*Written instruction*: Search the material below for the string "right" and extract each line that has it.

*The records*:
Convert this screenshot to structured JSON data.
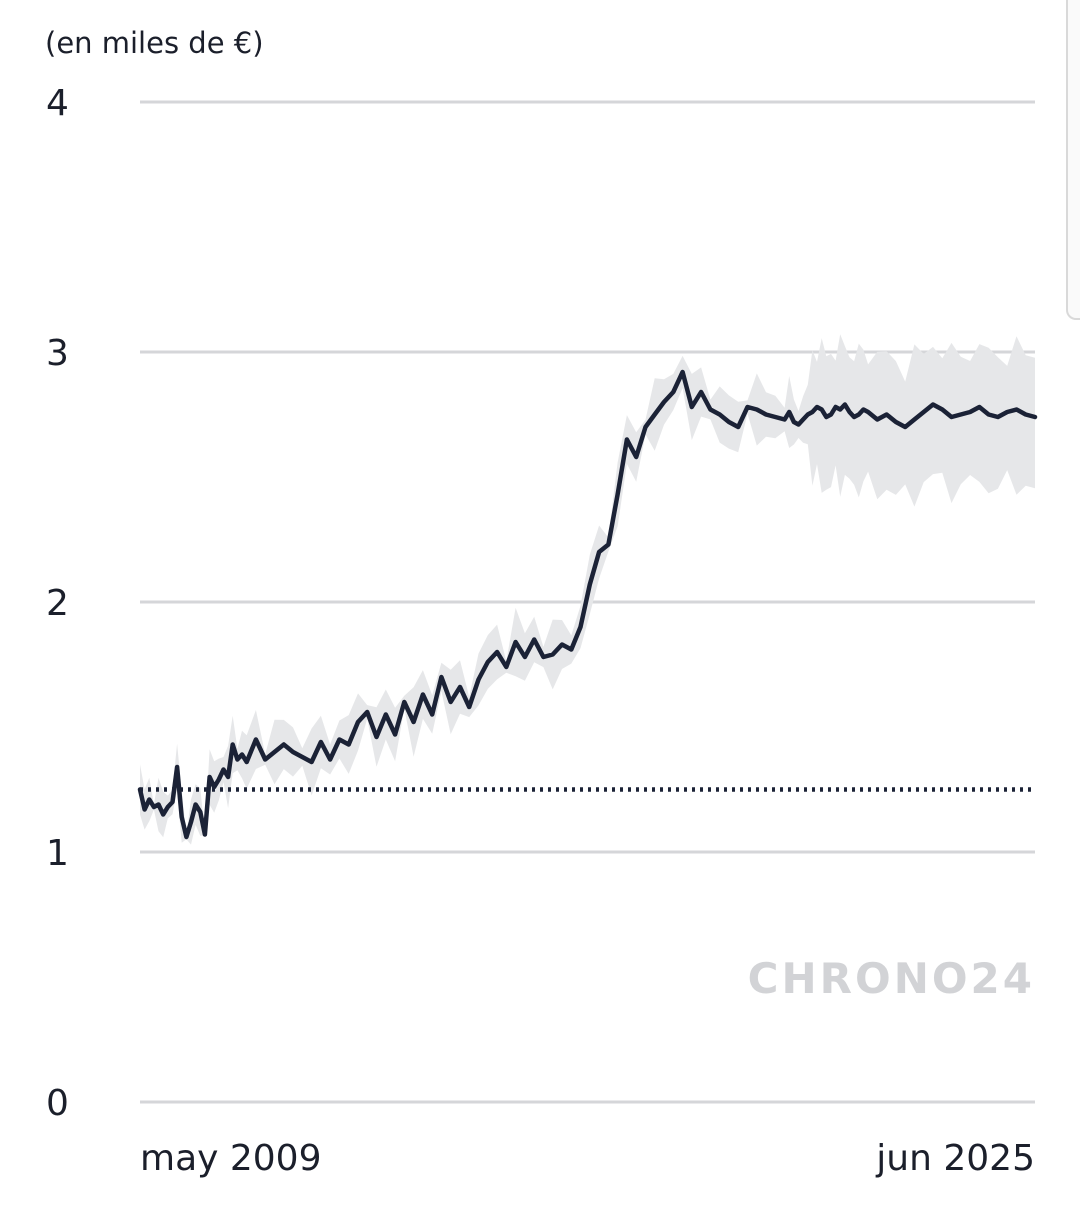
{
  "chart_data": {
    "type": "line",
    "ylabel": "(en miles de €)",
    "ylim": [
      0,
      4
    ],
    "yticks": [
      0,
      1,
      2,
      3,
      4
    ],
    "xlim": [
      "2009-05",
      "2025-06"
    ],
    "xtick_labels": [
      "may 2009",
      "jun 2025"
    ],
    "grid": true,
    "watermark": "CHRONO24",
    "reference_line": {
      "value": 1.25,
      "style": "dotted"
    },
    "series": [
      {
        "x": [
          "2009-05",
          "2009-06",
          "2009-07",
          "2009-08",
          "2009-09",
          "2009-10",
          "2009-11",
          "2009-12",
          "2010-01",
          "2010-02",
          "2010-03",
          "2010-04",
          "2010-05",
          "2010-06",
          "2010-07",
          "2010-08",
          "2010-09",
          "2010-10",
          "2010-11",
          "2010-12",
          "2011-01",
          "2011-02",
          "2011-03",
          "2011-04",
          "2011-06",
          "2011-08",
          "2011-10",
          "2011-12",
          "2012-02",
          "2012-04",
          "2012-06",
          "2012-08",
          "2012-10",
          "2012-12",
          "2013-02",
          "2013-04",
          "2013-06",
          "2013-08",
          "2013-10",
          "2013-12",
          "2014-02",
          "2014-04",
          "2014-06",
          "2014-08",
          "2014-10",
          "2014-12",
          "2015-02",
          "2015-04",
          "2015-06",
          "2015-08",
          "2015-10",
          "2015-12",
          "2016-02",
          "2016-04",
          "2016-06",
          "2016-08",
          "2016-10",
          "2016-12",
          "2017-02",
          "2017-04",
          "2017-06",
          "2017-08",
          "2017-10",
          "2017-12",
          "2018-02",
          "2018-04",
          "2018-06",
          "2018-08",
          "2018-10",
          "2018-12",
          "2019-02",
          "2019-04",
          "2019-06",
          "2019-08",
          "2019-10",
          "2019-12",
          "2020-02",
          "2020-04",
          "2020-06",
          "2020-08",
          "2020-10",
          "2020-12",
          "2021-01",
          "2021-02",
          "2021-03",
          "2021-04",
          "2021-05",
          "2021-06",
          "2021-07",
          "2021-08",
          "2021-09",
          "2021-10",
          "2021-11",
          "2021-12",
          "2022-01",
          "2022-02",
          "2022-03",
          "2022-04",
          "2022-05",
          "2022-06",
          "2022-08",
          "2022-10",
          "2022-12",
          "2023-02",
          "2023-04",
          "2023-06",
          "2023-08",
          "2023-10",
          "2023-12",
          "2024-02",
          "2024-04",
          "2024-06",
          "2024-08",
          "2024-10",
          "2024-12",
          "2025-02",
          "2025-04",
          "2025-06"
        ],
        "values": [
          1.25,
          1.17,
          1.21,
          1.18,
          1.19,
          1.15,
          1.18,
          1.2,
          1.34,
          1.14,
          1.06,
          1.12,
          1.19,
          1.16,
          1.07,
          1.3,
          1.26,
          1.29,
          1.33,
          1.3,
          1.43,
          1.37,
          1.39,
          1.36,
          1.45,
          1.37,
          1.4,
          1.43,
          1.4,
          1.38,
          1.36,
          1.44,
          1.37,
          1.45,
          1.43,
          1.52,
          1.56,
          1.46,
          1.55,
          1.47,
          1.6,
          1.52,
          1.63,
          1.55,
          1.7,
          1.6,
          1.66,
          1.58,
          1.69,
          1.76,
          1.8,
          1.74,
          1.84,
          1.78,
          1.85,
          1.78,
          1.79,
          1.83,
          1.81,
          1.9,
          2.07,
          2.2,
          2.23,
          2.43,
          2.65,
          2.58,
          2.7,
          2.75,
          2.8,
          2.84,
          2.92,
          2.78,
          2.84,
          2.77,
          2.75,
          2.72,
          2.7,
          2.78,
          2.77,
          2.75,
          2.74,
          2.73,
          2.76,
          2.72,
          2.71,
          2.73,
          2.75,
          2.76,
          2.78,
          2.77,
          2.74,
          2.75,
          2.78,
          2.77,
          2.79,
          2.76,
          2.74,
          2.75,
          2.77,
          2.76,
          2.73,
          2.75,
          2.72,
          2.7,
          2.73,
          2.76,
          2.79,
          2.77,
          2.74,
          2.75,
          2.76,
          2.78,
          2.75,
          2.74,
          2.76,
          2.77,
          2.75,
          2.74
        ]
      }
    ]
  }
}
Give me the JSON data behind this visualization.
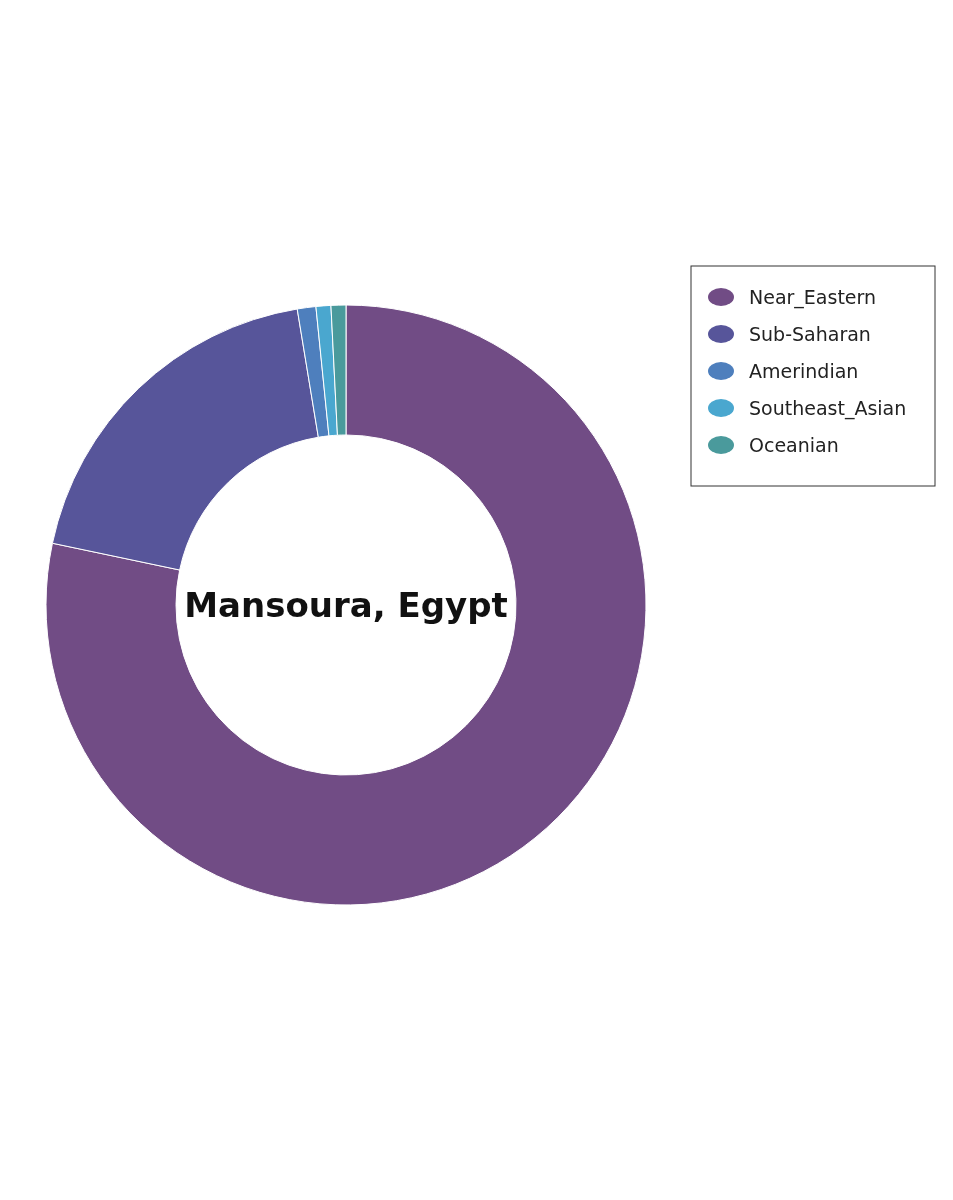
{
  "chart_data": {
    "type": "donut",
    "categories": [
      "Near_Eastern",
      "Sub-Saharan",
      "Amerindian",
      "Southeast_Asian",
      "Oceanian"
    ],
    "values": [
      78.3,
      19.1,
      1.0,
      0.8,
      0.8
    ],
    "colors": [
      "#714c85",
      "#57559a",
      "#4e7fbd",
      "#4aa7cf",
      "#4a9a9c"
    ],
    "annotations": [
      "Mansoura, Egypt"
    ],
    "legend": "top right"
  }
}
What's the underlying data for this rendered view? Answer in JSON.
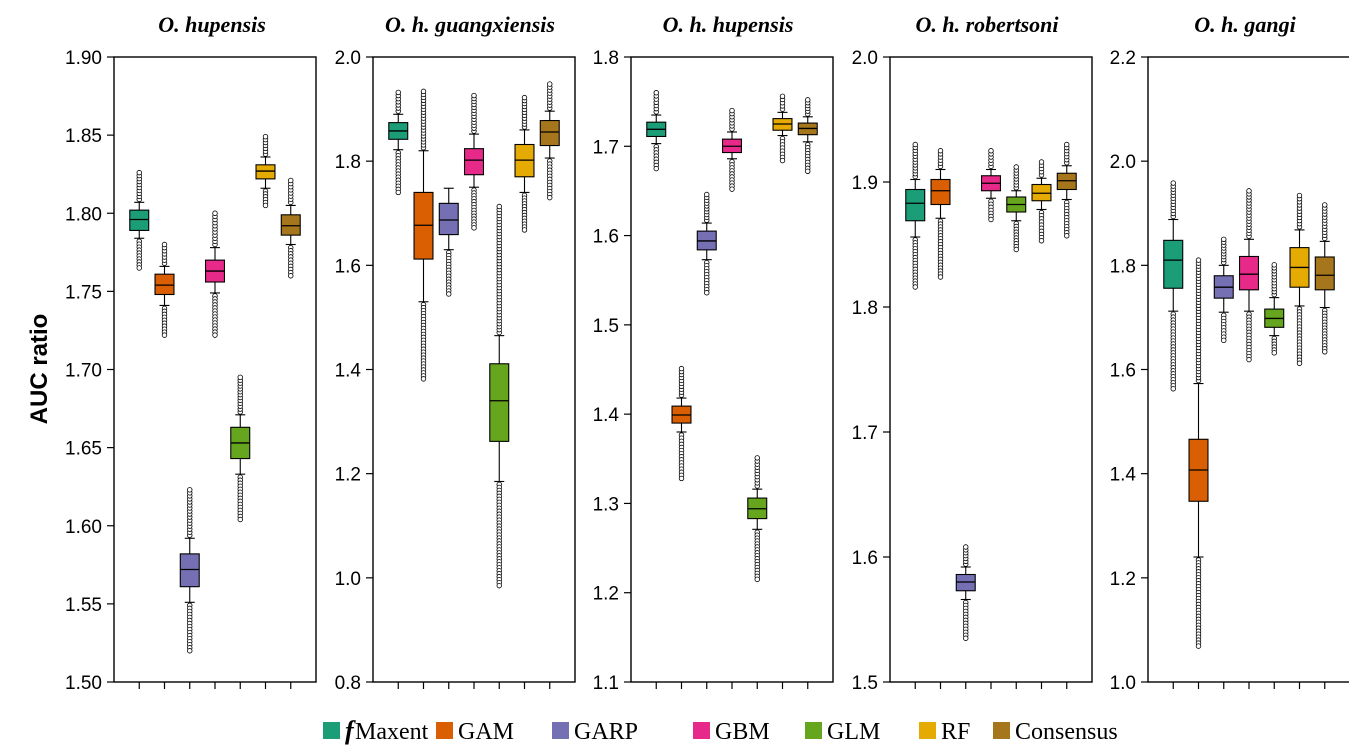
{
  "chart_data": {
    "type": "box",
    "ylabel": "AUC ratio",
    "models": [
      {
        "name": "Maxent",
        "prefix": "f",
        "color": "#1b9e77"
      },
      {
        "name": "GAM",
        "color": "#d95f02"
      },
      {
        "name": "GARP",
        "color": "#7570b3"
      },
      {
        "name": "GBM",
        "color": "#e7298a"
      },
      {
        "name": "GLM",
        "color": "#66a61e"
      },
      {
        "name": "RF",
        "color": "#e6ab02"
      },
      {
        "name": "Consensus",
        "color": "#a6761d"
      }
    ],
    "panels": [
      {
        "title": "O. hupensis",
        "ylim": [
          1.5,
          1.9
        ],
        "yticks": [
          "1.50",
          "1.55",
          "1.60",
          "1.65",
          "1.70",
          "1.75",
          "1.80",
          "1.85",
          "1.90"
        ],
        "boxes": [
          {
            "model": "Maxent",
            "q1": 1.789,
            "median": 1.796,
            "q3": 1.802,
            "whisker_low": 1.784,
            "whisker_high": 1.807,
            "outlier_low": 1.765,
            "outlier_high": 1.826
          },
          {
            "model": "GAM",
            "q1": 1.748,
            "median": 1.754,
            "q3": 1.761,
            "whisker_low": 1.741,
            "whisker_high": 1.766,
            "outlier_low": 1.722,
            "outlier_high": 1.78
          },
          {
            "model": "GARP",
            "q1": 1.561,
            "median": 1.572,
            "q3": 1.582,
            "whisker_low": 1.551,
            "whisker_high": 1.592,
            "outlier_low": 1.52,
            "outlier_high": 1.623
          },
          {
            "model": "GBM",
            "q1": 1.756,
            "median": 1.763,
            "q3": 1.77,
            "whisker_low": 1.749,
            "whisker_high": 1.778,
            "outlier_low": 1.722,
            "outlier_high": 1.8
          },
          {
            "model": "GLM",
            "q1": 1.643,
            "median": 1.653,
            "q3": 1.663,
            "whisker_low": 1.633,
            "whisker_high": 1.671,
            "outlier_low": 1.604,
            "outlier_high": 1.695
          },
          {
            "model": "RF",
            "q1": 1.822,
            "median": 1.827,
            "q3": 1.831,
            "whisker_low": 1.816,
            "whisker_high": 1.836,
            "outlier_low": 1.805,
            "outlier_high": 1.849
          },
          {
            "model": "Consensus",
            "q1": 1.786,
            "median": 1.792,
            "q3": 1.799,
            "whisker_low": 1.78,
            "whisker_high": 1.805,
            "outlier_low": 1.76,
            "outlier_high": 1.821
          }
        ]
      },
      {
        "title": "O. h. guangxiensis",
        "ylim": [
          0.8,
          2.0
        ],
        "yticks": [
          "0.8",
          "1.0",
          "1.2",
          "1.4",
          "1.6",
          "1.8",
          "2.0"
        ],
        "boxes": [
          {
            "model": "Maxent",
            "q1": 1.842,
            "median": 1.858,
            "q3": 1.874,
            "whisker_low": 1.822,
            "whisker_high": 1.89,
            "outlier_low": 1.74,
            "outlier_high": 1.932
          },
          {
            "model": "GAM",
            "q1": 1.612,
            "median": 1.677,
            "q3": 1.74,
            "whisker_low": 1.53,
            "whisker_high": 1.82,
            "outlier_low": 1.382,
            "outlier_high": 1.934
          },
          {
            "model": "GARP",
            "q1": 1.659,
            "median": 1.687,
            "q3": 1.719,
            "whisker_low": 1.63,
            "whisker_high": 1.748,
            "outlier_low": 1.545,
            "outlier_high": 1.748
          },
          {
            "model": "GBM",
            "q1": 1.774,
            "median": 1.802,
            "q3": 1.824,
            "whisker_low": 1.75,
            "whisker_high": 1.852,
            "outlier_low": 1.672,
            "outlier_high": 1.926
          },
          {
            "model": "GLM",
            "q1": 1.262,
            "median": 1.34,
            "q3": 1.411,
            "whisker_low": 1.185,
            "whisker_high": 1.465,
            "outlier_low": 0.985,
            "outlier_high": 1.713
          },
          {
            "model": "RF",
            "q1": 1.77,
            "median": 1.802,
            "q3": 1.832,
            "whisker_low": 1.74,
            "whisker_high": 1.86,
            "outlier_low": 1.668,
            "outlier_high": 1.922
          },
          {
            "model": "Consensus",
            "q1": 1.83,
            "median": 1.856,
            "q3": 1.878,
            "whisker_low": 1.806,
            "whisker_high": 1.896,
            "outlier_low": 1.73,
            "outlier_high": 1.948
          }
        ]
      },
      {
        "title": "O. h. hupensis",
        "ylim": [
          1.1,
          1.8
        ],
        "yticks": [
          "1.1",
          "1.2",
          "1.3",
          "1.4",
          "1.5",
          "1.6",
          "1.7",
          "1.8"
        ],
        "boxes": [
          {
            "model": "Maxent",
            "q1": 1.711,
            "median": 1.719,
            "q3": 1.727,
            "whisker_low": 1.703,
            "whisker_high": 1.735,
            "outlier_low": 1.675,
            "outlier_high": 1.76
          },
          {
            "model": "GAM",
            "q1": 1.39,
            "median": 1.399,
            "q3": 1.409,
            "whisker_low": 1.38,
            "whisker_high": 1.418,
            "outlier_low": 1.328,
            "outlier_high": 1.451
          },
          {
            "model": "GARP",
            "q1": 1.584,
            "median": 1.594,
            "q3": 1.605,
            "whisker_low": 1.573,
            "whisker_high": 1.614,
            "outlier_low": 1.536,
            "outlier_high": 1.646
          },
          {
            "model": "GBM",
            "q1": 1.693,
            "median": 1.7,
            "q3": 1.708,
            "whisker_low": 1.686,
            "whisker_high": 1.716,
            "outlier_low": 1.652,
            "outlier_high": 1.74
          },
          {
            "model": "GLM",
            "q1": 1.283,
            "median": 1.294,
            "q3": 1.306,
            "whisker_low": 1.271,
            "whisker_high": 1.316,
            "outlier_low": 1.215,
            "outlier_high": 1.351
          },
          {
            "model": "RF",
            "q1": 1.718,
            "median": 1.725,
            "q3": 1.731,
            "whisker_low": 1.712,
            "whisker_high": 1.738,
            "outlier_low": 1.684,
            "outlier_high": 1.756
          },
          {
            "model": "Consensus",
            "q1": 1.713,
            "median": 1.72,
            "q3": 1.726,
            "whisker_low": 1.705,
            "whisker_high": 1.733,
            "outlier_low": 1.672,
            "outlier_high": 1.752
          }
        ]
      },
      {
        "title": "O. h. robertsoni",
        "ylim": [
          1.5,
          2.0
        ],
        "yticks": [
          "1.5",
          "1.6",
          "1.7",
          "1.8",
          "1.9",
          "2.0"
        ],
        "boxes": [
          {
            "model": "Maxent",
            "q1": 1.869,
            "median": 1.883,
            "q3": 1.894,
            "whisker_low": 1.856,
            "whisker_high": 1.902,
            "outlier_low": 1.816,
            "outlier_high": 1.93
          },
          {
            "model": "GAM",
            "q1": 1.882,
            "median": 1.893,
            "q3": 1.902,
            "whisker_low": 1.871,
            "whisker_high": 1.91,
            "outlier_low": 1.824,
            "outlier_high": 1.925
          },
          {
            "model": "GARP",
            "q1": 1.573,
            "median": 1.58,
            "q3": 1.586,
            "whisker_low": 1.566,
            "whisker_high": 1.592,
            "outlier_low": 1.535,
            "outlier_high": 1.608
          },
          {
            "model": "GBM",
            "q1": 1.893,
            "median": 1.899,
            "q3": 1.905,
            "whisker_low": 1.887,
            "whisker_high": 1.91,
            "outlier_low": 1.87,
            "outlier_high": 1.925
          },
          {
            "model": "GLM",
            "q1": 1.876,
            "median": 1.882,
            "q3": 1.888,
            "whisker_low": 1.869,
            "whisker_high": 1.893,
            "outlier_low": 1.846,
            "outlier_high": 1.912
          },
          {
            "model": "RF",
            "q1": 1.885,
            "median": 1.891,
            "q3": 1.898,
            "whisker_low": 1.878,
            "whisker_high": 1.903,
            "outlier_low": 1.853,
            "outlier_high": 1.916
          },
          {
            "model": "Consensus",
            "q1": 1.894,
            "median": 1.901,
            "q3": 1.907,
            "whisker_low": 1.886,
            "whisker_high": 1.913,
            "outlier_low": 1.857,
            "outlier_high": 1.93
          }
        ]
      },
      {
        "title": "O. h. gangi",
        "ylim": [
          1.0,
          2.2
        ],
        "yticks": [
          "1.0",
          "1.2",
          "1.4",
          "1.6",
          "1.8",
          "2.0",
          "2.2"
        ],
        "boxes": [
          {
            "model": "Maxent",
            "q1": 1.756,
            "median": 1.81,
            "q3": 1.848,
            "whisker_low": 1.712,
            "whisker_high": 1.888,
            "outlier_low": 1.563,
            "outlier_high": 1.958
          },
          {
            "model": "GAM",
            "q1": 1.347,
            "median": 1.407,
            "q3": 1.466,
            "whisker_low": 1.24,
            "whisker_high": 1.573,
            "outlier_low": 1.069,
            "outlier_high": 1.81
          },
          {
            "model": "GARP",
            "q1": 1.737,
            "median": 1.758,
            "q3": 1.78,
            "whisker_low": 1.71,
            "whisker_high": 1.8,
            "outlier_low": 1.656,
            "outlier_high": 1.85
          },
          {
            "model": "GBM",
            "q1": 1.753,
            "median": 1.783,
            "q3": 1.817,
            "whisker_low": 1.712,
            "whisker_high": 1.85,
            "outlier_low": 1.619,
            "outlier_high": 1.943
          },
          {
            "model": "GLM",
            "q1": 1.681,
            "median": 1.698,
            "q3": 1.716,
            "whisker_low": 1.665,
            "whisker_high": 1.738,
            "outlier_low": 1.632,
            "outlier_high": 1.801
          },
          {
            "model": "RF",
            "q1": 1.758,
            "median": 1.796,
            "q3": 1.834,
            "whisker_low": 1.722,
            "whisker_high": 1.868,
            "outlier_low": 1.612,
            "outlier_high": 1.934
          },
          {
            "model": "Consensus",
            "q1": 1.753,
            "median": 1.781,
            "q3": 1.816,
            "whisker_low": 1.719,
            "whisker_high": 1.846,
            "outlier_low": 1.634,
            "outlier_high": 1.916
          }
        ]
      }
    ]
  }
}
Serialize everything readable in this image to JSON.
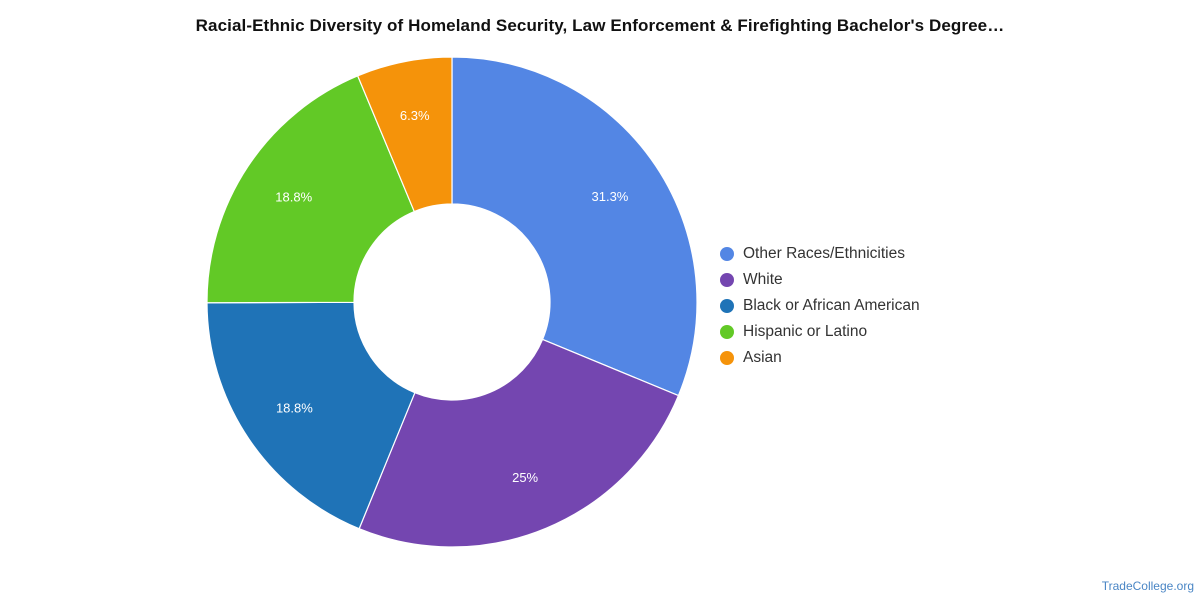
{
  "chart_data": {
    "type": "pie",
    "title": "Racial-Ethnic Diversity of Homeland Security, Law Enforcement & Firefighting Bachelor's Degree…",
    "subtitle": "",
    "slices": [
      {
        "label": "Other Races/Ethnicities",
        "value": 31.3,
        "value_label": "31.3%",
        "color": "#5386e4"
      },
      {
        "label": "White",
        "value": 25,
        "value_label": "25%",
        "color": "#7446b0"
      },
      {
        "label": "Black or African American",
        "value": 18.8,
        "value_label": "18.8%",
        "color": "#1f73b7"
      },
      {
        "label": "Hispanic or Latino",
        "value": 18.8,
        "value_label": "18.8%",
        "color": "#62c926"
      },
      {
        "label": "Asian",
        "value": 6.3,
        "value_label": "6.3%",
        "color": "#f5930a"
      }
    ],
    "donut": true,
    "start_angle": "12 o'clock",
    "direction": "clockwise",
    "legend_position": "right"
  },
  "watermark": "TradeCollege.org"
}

*Response to this exercise*:
    "legend": "top right"
    "legend_position": "right"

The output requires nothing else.